Direction: Compute the number of lines that include the string "around", then output that number and nothing else.

Recorded data
•••••

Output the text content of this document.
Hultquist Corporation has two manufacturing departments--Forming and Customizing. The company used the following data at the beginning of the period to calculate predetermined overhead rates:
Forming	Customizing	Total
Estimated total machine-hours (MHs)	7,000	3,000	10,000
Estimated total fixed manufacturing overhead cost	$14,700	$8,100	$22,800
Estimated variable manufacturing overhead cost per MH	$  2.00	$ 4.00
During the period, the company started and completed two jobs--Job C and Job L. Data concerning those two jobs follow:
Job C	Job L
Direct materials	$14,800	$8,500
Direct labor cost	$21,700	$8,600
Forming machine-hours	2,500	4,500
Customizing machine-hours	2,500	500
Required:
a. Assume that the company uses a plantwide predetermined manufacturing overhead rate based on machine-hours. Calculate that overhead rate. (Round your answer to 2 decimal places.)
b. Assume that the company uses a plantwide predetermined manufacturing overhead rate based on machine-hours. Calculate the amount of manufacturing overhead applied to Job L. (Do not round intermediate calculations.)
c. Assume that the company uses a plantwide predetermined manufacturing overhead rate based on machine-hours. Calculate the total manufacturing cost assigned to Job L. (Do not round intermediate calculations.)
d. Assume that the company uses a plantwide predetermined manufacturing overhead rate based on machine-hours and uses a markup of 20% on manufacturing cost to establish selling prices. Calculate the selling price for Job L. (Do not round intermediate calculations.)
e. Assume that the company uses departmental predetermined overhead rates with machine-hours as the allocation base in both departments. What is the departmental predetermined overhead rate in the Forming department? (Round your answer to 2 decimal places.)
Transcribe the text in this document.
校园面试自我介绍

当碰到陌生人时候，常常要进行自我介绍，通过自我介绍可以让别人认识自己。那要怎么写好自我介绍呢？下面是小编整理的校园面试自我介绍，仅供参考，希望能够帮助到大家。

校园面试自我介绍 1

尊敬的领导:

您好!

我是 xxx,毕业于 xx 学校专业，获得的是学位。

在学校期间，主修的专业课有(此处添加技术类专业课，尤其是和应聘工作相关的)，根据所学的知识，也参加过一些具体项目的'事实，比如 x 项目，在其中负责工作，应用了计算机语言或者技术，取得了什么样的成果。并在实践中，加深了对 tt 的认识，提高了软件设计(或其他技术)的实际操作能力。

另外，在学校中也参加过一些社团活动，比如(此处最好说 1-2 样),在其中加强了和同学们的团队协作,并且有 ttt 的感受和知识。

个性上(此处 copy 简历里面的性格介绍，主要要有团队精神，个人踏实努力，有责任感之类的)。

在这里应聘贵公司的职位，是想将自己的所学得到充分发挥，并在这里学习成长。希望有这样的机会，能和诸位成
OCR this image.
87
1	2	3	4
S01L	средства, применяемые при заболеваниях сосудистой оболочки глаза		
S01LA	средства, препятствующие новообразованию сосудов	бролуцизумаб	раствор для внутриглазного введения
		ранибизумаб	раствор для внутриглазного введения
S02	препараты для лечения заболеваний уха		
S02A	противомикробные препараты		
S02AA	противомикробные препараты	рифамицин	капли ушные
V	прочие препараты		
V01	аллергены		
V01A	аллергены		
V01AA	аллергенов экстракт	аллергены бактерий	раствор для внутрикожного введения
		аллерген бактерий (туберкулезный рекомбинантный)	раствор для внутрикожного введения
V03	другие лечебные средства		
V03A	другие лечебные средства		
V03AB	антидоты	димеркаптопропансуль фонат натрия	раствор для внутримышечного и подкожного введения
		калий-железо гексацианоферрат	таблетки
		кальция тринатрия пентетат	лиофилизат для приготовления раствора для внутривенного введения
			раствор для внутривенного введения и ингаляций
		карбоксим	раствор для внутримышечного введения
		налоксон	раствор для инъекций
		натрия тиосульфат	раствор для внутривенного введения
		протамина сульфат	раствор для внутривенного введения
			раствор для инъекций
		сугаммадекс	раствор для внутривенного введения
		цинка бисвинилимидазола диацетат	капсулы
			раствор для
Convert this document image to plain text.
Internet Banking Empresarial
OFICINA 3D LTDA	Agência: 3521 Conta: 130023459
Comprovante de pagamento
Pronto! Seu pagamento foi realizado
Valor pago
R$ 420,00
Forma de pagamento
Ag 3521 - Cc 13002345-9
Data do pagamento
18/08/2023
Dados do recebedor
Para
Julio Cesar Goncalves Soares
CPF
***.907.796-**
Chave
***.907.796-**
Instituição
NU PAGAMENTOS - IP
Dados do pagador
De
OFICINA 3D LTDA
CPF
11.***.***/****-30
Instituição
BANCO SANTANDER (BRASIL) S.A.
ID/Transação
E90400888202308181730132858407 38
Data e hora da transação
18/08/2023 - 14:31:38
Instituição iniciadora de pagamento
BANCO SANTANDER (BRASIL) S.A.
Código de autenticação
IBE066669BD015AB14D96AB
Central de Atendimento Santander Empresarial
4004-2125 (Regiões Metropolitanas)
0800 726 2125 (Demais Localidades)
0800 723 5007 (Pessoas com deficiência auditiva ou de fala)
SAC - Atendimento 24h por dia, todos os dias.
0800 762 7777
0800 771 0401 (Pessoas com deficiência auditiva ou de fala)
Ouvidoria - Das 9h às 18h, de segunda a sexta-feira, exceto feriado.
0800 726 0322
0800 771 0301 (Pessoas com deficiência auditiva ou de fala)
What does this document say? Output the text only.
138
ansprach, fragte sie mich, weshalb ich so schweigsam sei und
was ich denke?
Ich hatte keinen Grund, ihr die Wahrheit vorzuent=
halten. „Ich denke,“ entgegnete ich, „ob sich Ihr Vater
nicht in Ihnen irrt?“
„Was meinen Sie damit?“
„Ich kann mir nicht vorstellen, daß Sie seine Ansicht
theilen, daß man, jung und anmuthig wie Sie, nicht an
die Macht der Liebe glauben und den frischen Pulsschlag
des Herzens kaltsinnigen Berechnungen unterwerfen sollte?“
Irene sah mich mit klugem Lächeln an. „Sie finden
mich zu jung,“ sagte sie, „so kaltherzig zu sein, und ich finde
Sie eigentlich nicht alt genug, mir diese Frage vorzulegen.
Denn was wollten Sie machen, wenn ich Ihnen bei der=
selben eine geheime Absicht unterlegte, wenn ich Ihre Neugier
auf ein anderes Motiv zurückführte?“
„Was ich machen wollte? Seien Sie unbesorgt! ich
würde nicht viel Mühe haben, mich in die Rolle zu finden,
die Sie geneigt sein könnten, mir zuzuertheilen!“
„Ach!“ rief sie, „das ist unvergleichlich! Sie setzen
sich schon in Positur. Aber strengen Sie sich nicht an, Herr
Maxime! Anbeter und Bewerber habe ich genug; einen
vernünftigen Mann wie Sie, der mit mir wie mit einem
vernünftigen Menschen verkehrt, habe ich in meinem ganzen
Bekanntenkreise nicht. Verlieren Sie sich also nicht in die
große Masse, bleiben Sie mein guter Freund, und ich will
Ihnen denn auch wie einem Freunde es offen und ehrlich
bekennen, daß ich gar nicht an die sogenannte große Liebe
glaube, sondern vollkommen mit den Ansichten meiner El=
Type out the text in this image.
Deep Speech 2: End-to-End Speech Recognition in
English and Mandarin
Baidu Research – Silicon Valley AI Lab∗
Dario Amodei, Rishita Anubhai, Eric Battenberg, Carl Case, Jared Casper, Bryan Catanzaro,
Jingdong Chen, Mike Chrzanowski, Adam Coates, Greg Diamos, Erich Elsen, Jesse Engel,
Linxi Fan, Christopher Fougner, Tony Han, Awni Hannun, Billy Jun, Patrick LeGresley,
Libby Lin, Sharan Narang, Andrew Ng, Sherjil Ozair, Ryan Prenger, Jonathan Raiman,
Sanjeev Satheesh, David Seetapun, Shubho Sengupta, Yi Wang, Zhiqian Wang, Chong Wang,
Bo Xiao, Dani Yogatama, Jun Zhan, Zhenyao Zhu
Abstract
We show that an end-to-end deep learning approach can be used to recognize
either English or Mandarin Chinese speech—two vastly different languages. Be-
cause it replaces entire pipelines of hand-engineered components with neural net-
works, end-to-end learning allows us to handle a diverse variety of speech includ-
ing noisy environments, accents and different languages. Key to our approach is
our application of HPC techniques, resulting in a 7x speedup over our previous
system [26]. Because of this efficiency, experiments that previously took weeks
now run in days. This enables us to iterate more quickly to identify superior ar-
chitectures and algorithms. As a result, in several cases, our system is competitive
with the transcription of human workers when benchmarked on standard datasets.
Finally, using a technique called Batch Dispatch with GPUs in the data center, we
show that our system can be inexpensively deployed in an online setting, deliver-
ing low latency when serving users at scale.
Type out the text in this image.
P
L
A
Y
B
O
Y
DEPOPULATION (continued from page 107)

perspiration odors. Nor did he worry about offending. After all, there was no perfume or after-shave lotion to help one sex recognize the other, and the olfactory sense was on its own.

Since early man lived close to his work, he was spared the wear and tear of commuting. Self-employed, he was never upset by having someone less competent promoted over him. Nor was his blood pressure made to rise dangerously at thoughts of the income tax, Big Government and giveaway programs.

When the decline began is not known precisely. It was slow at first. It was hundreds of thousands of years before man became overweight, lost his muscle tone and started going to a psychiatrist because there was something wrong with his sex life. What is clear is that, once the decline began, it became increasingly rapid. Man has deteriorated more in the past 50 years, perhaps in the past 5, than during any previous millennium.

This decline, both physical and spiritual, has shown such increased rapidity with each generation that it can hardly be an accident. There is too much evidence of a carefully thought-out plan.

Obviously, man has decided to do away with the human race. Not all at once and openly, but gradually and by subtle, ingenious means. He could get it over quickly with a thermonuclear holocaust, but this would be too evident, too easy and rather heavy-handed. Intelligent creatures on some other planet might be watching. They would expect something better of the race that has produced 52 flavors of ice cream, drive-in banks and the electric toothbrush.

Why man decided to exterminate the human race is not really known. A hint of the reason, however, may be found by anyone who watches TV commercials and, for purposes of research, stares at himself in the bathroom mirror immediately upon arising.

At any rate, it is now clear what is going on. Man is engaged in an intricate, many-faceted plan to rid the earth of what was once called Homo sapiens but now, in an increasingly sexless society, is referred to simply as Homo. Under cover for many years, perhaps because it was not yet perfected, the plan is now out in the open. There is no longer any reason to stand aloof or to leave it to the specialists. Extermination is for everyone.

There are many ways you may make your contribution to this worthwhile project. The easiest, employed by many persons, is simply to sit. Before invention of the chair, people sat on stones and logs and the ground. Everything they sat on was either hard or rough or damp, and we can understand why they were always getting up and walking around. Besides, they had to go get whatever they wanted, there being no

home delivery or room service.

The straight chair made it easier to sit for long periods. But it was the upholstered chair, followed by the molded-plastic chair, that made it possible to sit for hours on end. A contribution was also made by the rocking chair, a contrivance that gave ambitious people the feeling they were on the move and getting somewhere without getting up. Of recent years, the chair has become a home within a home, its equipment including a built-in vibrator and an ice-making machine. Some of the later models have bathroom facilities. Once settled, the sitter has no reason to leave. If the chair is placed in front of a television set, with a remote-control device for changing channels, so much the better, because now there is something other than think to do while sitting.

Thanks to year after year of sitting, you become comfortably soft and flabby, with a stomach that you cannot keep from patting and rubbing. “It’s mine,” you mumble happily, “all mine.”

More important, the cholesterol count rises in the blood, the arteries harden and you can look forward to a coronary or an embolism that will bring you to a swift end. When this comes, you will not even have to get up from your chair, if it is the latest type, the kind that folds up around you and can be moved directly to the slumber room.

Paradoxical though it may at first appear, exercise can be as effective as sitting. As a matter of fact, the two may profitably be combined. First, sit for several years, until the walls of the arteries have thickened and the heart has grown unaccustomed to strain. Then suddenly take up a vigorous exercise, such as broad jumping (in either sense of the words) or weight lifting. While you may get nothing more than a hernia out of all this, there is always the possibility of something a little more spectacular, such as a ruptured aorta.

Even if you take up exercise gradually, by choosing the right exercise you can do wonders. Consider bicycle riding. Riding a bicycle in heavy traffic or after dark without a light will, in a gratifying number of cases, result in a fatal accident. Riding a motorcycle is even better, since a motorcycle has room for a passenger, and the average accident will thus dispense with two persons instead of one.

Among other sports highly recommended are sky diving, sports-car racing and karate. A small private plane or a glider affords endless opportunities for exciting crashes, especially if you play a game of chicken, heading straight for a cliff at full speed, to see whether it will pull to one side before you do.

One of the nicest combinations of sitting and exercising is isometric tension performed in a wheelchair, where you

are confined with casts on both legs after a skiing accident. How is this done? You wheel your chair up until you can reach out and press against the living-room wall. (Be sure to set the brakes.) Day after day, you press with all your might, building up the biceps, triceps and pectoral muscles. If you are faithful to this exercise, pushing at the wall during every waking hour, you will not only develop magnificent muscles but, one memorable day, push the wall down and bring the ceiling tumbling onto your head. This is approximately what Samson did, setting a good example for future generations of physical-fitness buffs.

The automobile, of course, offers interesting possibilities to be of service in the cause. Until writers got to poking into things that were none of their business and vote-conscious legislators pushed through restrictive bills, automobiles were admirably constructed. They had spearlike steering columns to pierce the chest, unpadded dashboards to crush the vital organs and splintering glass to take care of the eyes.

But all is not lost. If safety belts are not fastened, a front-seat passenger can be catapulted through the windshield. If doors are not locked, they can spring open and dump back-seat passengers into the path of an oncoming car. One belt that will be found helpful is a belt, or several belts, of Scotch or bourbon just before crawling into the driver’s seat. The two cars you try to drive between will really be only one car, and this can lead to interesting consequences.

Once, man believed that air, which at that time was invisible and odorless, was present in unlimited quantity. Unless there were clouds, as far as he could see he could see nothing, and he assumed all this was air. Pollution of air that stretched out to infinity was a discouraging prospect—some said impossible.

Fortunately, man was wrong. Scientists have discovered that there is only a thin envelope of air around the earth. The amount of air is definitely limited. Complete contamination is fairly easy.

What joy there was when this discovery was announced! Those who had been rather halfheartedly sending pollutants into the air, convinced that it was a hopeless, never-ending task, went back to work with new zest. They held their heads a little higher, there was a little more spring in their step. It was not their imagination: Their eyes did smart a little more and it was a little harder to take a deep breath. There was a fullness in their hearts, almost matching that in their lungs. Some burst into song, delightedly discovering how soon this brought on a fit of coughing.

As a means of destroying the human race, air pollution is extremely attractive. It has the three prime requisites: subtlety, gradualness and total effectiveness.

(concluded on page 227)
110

•••••

Solved exercise: 3